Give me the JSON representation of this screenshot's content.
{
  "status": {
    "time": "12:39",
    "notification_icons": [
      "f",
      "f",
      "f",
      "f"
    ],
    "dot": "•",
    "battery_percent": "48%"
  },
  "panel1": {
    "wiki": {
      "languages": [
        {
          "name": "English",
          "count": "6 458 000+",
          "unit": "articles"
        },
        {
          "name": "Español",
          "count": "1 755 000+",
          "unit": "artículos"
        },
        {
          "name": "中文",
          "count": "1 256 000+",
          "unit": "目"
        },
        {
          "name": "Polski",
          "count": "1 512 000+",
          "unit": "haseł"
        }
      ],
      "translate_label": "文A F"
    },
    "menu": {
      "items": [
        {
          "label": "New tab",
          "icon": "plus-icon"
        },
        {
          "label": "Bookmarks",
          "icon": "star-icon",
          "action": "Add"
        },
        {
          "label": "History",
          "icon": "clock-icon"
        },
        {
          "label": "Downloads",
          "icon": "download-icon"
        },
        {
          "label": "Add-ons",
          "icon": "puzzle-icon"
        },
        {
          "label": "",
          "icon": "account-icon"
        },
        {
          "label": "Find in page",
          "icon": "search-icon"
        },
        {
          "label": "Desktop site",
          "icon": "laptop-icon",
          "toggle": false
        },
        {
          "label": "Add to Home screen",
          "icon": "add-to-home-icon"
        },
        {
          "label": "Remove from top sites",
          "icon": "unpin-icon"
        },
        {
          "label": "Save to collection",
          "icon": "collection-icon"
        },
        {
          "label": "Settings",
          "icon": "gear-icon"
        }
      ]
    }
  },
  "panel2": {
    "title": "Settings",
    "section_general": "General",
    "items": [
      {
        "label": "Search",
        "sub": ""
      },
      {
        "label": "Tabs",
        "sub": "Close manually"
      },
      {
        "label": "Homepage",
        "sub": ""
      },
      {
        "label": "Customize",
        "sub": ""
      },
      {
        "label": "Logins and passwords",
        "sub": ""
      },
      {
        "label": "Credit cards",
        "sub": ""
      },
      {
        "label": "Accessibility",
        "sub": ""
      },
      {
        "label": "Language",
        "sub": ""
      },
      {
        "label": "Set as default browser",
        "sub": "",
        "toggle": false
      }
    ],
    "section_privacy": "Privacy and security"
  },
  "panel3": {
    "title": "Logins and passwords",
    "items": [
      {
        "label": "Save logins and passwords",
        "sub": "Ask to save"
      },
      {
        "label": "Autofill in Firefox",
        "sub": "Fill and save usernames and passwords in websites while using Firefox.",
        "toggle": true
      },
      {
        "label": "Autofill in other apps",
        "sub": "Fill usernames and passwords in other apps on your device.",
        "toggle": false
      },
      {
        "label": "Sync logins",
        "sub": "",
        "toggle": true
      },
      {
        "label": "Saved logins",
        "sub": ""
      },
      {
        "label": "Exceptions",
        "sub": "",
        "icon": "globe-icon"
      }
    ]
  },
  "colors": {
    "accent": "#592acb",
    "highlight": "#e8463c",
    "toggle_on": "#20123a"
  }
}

# TO DO
Every line above that contains the word "collection" should be reported.

# RESPONSE TO THIS TASK
          "label": "Save to collection",
          "icon": "collection-icon"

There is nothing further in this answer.